● **YOUR GOAL**
Are you able to retype all the records below exactly?

- - - -

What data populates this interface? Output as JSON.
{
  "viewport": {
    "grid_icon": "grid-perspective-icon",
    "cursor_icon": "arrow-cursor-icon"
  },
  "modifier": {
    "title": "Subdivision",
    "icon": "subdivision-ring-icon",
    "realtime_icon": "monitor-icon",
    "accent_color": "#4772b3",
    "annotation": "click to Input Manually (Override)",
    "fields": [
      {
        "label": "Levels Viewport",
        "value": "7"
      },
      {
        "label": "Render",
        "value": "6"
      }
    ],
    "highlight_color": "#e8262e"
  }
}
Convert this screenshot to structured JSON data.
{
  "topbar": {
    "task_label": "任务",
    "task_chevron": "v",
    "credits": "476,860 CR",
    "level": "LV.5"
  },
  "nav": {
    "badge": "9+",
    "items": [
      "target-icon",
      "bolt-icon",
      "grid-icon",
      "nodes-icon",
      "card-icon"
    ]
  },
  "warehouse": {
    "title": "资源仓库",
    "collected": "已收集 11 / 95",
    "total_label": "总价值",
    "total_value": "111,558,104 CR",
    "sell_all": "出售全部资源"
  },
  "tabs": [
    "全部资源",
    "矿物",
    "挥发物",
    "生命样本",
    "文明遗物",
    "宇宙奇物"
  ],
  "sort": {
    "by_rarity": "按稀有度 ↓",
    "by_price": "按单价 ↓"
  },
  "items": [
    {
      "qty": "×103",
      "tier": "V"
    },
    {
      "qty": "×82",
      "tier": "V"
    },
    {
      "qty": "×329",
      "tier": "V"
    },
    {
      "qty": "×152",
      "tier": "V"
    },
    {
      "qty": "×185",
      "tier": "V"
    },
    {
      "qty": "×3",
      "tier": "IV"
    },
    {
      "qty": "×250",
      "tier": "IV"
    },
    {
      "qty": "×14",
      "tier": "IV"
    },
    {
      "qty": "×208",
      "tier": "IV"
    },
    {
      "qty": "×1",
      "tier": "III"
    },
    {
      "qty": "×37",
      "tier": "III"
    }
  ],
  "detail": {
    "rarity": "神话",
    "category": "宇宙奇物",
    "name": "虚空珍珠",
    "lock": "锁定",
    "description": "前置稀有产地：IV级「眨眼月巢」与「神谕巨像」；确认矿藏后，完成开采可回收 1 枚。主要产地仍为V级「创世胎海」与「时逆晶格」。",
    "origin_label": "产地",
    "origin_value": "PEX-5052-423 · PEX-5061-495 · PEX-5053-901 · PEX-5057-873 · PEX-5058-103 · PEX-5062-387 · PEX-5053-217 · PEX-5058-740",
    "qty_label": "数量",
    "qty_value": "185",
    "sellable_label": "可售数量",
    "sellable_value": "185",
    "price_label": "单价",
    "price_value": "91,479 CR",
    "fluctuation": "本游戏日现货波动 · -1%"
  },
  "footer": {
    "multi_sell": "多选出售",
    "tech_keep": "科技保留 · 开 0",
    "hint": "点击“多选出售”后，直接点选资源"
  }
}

- - - -

● **EXERCISE RESPONSE**
What data populates this interface? Output as JSON.
{
  "viewport": {
    "grid_icon": "grid-perspective-icon",
    "cursor_icon": "arrow-cursor-icon"
  },
  "modifier": {
    "title": "Subdivision",
    "icon": "subdivision-ring-icon",
    "realtime_icon": "monitor-icon",
    "accent_color": "#4772b3",
    "annotation": "click to Input Manually (Override)",
    "fields": [
      {
        "label": "Levels Viewport",
        "value": "7"
      },
      {
        "label": "Render",
        "value": "6"
      }
    ],
    "highlight_color": "#e8262e"
  }
}
Convert this screenshot to structured JSON data.
{
  "topbar": {
    "task_label": "任务",
    "task_chevron": "v",
    "credits": "476,860 CR",
    "level": "LV.5"
  },
  "nav": {
    "badge": "9+",
    "items": [
      "target-icon",
      "bolt-icon",
      "grid-icon",
      "nodes-icon",
      "card-icon"
    ]
  },
  "warehouse": {
    "title": "资源仓库",
    "collected": "已收集 11 / 95",
    "total_label": "总价值",
    "total_value": "111,558,104 CR",
    "sell_all": "出售全部资源"
  },
  "tabs": [
    "全部资源",
    "矿物",
    "挥发物",
    "生命样本",
    "文明遗物",
    "宇宙奇物"
  ],
  "sort": {
    "by_rarity": "按稀有度 ↓",
    "by_price": "按单价 ↓"
  },
  "items": [
    {
      "qty": "×103",
      "tier": "V"
    },
    {
      "qty": "×82",
      "tier": "V"
    },
    {
      "qty": "×329",
      "tier": "V"
    },
    {
      "qty": "×152",
      "tier": "V"
    },
    {
      "qty": "×185",
      "tier": "V"
    },
    {
      "qty": "×3",
      "tier": "IV"
    },
    {
      "qty": "×250",
      "tier": "IV"
    },
    {
      "qty": "×14",
      "tier": "IV"
    },
    {
      "qty": "×208",
      "tier": "IV"
    },
    {
      "qty": "×1",
      "tier": "III"
    },
    {
      "qty": "×37",
      "tier": "III"
    }
  ],
  "detail": {
    "rarity": "神话",
    "category": "宇宙奇物",
    "name": "虚空珍珠",
    "lock": "锁定",
    "description": "前置稀有产地：IV级「眨眼月巢」与「神谕巨像」；确认矿藏后，完成开采可回收 1 枚。主要产地仍为V级「创世胎海」与「时逆晶格」。",
    "origin_label": "产地",
    "origin_value": "PEX-5052-423 · PEX-5061-495 · PEX-5053-901 · PEX-5057-873 · PEX-5058-103 · PEX-5062-387 · PEX-5053-217 · PEX-5058-740",
    "qty_label": "数量",
    "qty_value": "185",
    "sellable_label": "可售数量",
    "sellable_value": "185",
    "price_label": "单价",
    "price_value": "91,479 CR",
    "fluctuation": "本游戏日现货波动 · -1%"
  },
  "footer": {
    "multi_sell": "多选出售",
    "tech_keep": "科技保留 · 开 0",
    "hint": "点击“多选出售”后，直接点选资源"
  }
}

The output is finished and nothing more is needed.